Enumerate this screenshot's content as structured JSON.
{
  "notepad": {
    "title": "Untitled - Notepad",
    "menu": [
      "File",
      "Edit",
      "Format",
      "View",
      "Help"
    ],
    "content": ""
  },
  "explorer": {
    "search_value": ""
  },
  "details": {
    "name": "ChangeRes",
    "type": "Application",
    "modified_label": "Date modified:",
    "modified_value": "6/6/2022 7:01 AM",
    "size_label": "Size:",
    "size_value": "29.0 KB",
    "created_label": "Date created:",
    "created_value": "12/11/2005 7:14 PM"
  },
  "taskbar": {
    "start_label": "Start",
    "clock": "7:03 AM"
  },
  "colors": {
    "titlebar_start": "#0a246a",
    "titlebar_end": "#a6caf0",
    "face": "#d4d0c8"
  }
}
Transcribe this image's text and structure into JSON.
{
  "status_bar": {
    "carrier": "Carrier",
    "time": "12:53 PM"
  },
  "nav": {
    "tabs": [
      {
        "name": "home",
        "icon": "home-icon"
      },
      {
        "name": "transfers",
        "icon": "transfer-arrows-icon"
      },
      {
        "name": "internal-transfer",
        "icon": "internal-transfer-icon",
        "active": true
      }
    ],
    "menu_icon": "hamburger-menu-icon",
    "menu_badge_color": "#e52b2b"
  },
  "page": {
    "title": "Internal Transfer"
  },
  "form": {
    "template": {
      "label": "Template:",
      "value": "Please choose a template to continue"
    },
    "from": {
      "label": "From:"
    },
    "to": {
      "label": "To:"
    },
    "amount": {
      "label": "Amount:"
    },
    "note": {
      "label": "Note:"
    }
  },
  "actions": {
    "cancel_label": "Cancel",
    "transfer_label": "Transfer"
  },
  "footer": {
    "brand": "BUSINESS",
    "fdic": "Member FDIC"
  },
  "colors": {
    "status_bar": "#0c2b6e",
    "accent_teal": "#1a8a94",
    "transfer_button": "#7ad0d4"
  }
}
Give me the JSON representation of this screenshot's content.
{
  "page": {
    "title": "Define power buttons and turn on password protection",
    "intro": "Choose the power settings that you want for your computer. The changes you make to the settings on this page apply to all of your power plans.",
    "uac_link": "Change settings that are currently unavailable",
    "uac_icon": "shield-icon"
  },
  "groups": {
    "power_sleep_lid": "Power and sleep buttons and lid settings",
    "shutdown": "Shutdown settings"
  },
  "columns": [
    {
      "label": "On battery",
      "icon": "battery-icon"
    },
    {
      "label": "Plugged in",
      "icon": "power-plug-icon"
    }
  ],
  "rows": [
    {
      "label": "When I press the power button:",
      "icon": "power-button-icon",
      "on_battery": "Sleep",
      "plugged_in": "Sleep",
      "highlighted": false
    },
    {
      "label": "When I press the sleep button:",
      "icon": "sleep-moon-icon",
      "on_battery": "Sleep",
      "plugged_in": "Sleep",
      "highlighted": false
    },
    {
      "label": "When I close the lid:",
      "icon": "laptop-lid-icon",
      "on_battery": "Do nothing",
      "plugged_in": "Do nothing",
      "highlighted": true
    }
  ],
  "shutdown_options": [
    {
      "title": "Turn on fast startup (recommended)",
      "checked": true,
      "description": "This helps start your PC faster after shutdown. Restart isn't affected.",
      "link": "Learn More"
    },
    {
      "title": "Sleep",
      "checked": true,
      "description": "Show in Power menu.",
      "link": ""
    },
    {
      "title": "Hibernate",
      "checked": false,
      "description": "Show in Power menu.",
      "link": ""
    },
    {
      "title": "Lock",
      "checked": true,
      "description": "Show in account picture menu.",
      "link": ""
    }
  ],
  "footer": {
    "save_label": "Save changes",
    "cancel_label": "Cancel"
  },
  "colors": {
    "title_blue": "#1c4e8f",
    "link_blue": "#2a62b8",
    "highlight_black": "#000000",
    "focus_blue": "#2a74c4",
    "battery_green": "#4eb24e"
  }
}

■ ■ ■ ■ ■

The request: Your task is to give the records above again, exactly.

Task result:
Enumerate this screenshot's content as structured JSON.
{
  "notepad": {
    "title": "Untitled - Notepad",
    "menu": [
      "File",
      "Edit",
      "Format",
      "View",
      "Help"
    ],
    "content": ""
  },
  "explorer": {
    "search_value": ""
  },
  "details": {
    "name": "ChangeRes",
    "type": "Application",
    "modified_label": "Date modified:",
    "modified_value": "6/6/2022 7:01 AM",
    "size_label": "Size:",
    "size_value": "29.0 KB",
    "created_label": "Date created:",
    "created_value": "12/11/2005 7:14 PM"
  },
  "taskbar": {
    "start_label": "Start",
    "clock": "7:03 AM"
  },
  "colors": {
    "titlebar_start": "#0a246a",
    "titlebar_end": "#a6caf0",
    "face": "#d4d0c8"
  }
}
Transcribe this image's text and structure into JSON.
{
  "status_bar": {
    "carrier": "Carrier",
    "time": "12:53 PM"
  },
  "nav": {
    "tabs": [
      {
        "name": "home",
        "icon": "home-icon"
      },
      {
        "name": "transfers",
        "icon": "transfer-arrows-icon"
      },
      {
        "name": "internal-transfer",
        "icon": "internal-transfer-icon",
        "active": true
      }
    ],
    "menu_icon": "hamburger-menu-icon",
    "menu_badge_color": "#e52b2b"
  },
  "page": {
    "title": "Internal Transfer"
  },
  "form": {
    "template": {
      "label": "Template:",
      "value": "Please choose a template to continue"
    },
    "from": {
      "label": "From:"
    },
    "to": {
      "label": "To:"
    },
    "amount": {
      "label": "Amount:"
    },
    "note": {
      "label": "Note:"
    }
  },
  "actions": {
    "cancel_label": "Cancel",
    "transfer_label": "Transfer"
  },
  "footer": {
    "brand": "BUSINESS",
    "fdic": "Member FDIC"
  },
  "colors": {
    "status_bar": "#0c2b6e",
    "accent_teal": "#1a8a94",
    "transfer_button": "#7ad0d4"
  }
}
Give me the JSON representation of this screenshot's content.
{
  "page": {
    "title": "Define power buttons and turn on password protection",
    "intro": "Choose the power settings that you want for your computer. The changes you make to the settings on this page apply to all of your power plans.",
    "uac_link": "Change settings that are currently unavailable",
    "uac_icon": "shield-icon"
  },
  "groups": {
    "power_sleep_lid": "Power and sleep buttons and lid settings",
    "shutdown": "Shutdown settings"
  },
  "columns": [
    {
      "label": "On battery",
      "icon": "battery-icon"
    },
    {
      "label": "Plugged in",
      "icon": "power-plug-icon"
    }
  ],
  "rows": [
    {
      "label": "When I press the power button:",
      "icon": "power-button-icon",
      "on_battery": "Sleep",
      "plugged_in": "Sleep",
      "highlighted": false
    },
    {
      "label": "When I press the sleep button:",
      "icon": "sleep-moon-icon",
      "on_battery": "Sleep",
      "plugged_in": "Sleep",
      "highlighted": false
    },
    {
      "label": "When I close the lid:",
      "icon": "laptop-lid-icon",
      "on_battery": "Do nothing",
      "plugged_in": "Do nothing",
      "highlighted": true
    }
  ],
  "shutdown_options": [
    {
      "title": "Turn on fast startup (recommended)",
      "checked": true,
      "description": "This helps start your PC faster after shutdown. Restart isn't affected.",
      "link": "Learn More"
    },
    {
      "title": "Sleep",
      "checked": true,
      "description": "Show in Power menu.",
      "link": ""
    },
    {
      "title": "Hibernate",
      "checked": false,
      "description": "Show in Power menu.",
      "link": ""
    },
    {
      "title": "Lock",
      "checked": true,
      "description": "Show in account picture menu.",
      "link": ""
    }
  ],
  "footer": {
    "save_label": "Save changes",
    "cancel_label": "Cancel"
  },
  "colors": {
    "title_blue": "#1c4e8f",
    "link_blue": "#2a62b8",
    "highlight_black": "#000000",
    "focus_blue": "#2a74c4",
    "battery_green": "#4eb24e"
  }
}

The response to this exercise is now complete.